# WHAT YOU SHOULD DO
Here are some records; return them all exactly.

---------------

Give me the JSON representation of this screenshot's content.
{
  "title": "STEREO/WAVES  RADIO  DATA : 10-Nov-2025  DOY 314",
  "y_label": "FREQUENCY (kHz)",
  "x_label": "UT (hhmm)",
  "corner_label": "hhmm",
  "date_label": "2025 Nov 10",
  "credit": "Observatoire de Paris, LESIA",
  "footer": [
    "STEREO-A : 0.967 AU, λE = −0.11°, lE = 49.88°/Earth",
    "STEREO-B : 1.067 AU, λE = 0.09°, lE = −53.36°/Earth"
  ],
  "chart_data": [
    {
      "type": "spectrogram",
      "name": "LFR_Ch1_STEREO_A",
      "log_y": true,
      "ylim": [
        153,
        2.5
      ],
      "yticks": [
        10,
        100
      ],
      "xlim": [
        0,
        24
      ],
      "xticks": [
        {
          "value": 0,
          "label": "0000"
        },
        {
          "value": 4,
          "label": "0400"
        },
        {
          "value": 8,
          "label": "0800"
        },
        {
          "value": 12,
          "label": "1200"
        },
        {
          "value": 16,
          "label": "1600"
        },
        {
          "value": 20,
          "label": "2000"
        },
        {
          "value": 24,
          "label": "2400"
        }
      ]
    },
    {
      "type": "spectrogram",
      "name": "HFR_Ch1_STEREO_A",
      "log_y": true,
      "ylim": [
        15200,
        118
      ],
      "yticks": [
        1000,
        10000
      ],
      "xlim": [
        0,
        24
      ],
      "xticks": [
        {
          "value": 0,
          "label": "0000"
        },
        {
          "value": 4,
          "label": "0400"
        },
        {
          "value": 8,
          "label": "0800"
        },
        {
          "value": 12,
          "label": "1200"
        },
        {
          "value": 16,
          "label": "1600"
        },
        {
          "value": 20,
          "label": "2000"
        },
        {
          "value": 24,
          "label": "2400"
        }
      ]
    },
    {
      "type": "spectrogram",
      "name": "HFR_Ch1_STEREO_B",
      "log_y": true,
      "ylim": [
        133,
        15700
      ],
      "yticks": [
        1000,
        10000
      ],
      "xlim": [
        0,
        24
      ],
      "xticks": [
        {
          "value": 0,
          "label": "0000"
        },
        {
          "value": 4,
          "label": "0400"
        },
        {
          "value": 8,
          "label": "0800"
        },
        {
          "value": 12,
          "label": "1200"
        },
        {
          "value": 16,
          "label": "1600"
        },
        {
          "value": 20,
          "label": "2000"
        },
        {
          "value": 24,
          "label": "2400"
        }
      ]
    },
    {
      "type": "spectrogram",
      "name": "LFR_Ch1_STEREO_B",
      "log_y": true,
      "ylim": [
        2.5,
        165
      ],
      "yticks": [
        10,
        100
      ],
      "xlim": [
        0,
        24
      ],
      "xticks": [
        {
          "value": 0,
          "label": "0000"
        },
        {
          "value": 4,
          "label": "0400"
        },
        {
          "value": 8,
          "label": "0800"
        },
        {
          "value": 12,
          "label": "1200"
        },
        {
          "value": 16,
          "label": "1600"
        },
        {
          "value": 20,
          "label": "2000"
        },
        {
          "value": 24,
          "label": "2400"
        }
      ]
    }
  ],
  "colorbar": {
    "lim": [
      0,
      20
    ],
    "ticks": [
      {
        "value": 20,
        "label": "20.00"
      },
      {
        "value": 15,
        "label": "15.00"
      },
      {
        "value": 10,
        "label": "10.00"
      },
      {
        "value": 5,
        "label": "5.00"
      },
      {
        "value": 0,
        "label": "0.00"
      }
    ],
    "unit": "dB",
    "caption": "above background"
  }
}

---------------

# SOLUTION FOR THIS PROBLEM
Give me the JSON representation of this screenshot's content.
{
  "title": "STEREO/WAVES  RADIO  DATA : 10-Nov-2025  DOY 314",
  "y_label": "FREQUENCY (kHz)",
  "x_label": "UT (hhmm)",
  "corner_label": "hhmm",
  "date_label": "2025 Nov 10",
  "credit": "Observatoire de Paris, LESIA",
  "footer": [
    "STEREO-A : 0.967 AU, λE = −0.11°, lE = 49.88°/Earth",
    "STEREO-B : 1.067 AU, λE = 0.09°, lE = −53.36°/Earth"
  ],
  "chart_data": [
    {
      "type": "spectrogram",
      "name": "LFR_Ch1_STEREO_A",
      "log_y": true,
      "ylim": [
        153,
        2.5
      ],
      "yticks": [
        10,
        100
      ],
      "xlim": [
        0,
        24
      ],
      "xticks": [
        {
          "value": 0,
          "label": "0000"
        },
        {
          "value": 4,
          "label": "0400"
        },
        {
          "value": 8,
          "label": "0800"
        },
        {
          "value": 12,
          "label": "1200"
        },
        {
          "value": 16,
          "label": "1600"
        },
        {
          "value": 20,
          "label": "2000"
        },
        {
          "value": 24,
          "label": "2400"
        }
      ]
    },
    {
      "type": "spectrogram",
      "name": "HFR_Ch1_STEREO_A",
      "log_y": true,
      "ylim": [
        15200,
        118
      ],
      "yticks": [
        1000,
        10000
      ],
      "xlim": [
        0,
        24
      ],
      "xticks": [
        {
          "value": 0,
          "label": "0000"
        },
        {
          "value": 4,
          "label": "0400"
        },
        {
          "value": 8,
          "label": "0800"
        },
        {
          "value": 12,
          "label": "1200"
        },
        {
          "value": 16,
          "label": "1600"
        },
        {
          "value": 20,
          "label": "2000"
        },
        {
          "value": 24,
          "label": "2400"
        }
      ]
    },
    {
      "type": "spectrogram",
      "name": "HFR_Ch1_STEREO_B",
      "log_y": true,
      "ylim": [
        133,
        15700
      ],
      "yticks": [
        1000,
        10000
      ],
      "xlim": [
        0,
        24
      ],
      "xticks": [
        {
          "value": 0,
          "label": "0000"
        },
        {
          "value": 4,
          "label": "0400"
        },
        {
          "value": 8,
          "label": "0800"
        },
        {
          "value": 12,
          "label": "1200"
        },
        {
          "value": 16,
          "label": "1600"
        },
        {
          "value": 20,
          "label": "2000"
        },
        {
          "value": 24,
          "label": "2400"
        }
      ]
    },
    {
      "type": "spectrogram",
      "name": "LFR_Ch1_STEREO_B",
      "log_y": true,
      "ylim": [
        2.5,
        165
      ],
      "yticks": [
        10,
        100
      ],
      "xlim": [
        0,
        24
      ],
      "xticks": [
        {
          "value": 0,
          "label": "0000"
        },
        {
          "value": 4,
          "label": "0400"
        },
        {
          "value": 8,
          "label": "0800"
        },
        {
          "value": 12,
          "label": "1200"
        },
        {
          "value": 16,
          "label": "1600"
        },
        {
          "value": 20,
          "label": "2000"
        },
        {
          "value": 24,
          "label": "2400"
        }
      ]
    }
  ],
  "colorbar": {
    "lim": [
      0,
      20
    ],
    "ticks": [
      {
        "value": 20,
        "label": "20.00"
      },
      {
        "value": 15,
        "label": "15.00"
      },
      {
        "value": 10,
        "label": "10.00"
      },
      {
        "value": 5,
        "label": "5.00"
      },
      {
        "value": 0,
        "label": "0.00"
      }
    ],
    "unit": "dB",
    "caption": "above background"
  }
}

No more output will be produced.